▶ [To do]:
Gather all lines with the word "http" in them.

[start]

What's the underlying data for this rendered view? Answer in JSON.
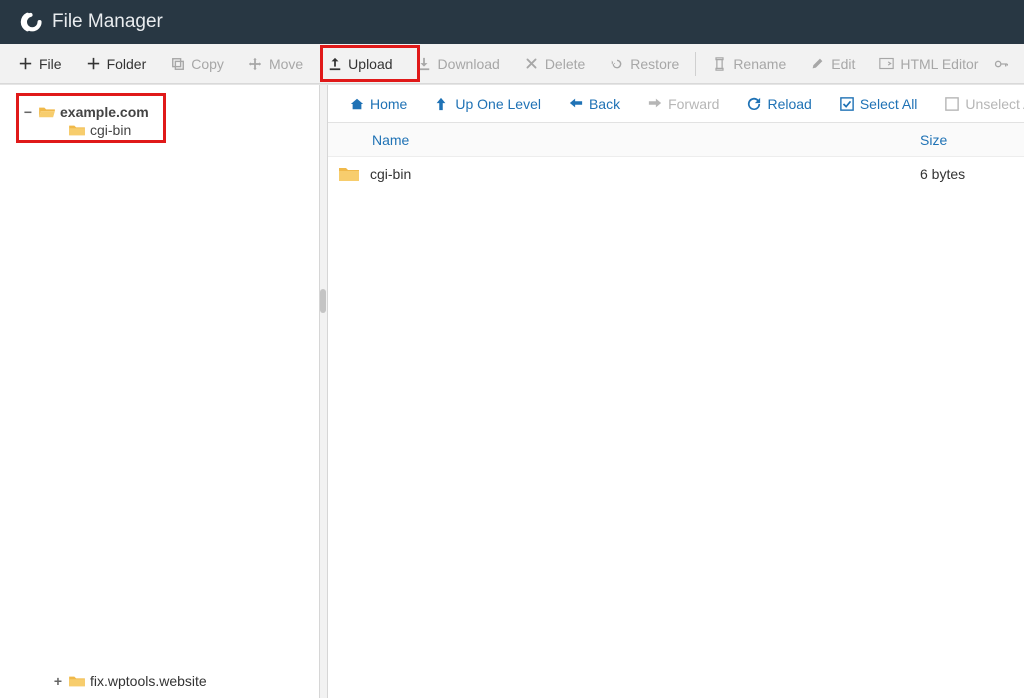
{
  "header": {
    "title": "File Manager"
  },
  "toolbar": {
    "file": "File",
    "folder": "Folder",
    "copy": "Copy",
    "move": "Move",
    "upload": "Upload",
    "download": "Download",
    "delete": "Delete",
    "restore": "Restore",
    "rename": "Rename",
    "edit": "Edit",
    "html_editor": "HTML Editor"
  },
  "nav": {
    "home": "Home",
    "up": "Up One Level",
    "back": "Back",
    "forward": "Forward",
    "reload": "Reload",
    "select_all": "Select All",
    "unselect_all": "Unselect All"
  },
  "tree": {
    "root": {
      "label": "example.com",
      "expander": "−"
    },
    "child": {
      "label": "cgi-bin"
    },
    "bottom": {
      "label": "fix.wptools.website",
      "expander": "+"
    }
  },
  "grid": {
    "columns": {
      "name": "Name",
      "size": "Size"
    },
    "rows": [
      {
        "name": "cgi-bin",
        "size": "6 bytes"
      }
    ]
  }
}
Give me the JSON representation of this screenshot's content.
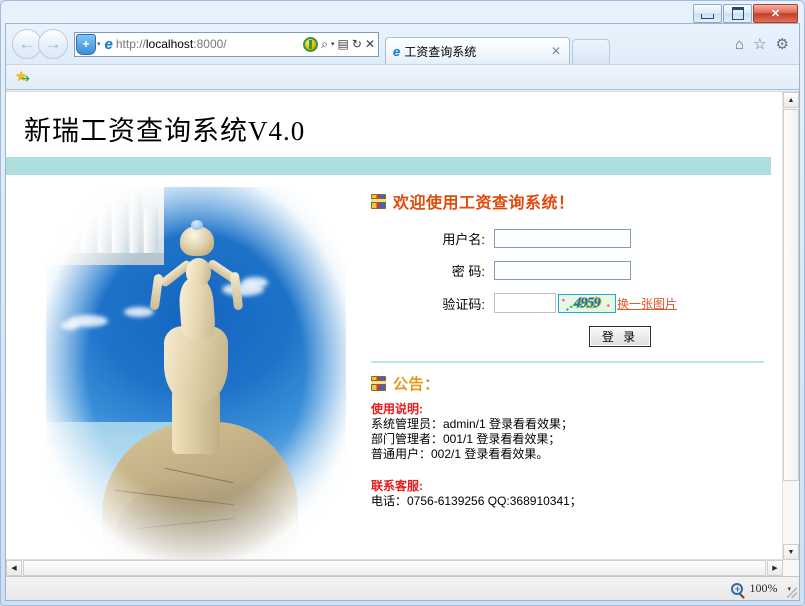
{
  "browser": {
    "window_controls": {
      "minimize": "–",
      "maximize": "□",
      "close": "✕"
    },
    "back_icon": "←",
    "forward_icon": "→",
    "address_value": "http://localhost:8000/",
    "address_scheme": "http://",
    "address_host": "localhost",
    "address_port": ":8000/",
    "shield_label": "+",
    "tab_title": "工资查询系统",
    "tab_close": "✕",
    "icons": {
      "search": "search-icon",
      "compat": "compatibility-view-icon",
      "refresh": "refresh-icon",
      "stop": "stop-icon",
      "home": "home-icon",
      "favorites": "favorites-star-icon",
      "tools": "tools-gear-icon"
    },
    "home_glyph": "⌂",
    "star_glyph": "☆",
    "gear_glyph": "⚙",
    "refresh_glyph": "↻",
    "stop_glyph": "✕",
    "search_glyph": "⌕",
    "compat_glyph": "▤",
    "caret_glyph": "▾",
    "favorites_bar": {
      "star_glyph": "★",
      "arrow_glyph": "➜"
    }
  },
  "page": {
    "site_title": "新瑞工资查询系统V4.0",
    "welcome": "欢迎使用工资查询系统！",
    "form": {
      "username_label": "用户名:",
      "username_value": "",
      "password_label": "密  码:",
      "password_value": "",
      "captcha_label": "验证码:",
      "captcha_value": "",
      "captcha_image_text": "4959",
      "refresh_captcha_link": "换一张图片",
      "login_button": "登 录"
    },
    "notice": {
      "title": "公告：",
      "usage_heading": "使用说明:",
      "usage_lines": [
        "系统管理员：admin/1 登录看看效果；",
        "部门管理者：001/1 登录看看效果；",
        "普通用户：002/1 登录看看效果。"
      ],
      "contact_heading": "联系客服:",
      "contact_line": "电话：0756-6139256 QQ:368910341；"
    },
    "photo_alt": "珠海渔女雕像"
  },
  "status": {
    "zoom_level": "100%",
    "zoom_caret": "▾"
  },
  "colors": {
    "teal_bar": "#aeddde",
    "divider": "#b9e6e6",
    "welcome_orange": "#e24a0a",
    "notice_gold": "#e29b19",
    "red_heading": "#e81c1c",
    "link_orange": "#e0562b",
    "captcha_blue": "#3060e0"
  }
}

[end]

▶ [Task response]:
    "address_value": "http://localhost:8000/",
    "address_scheme": "http://",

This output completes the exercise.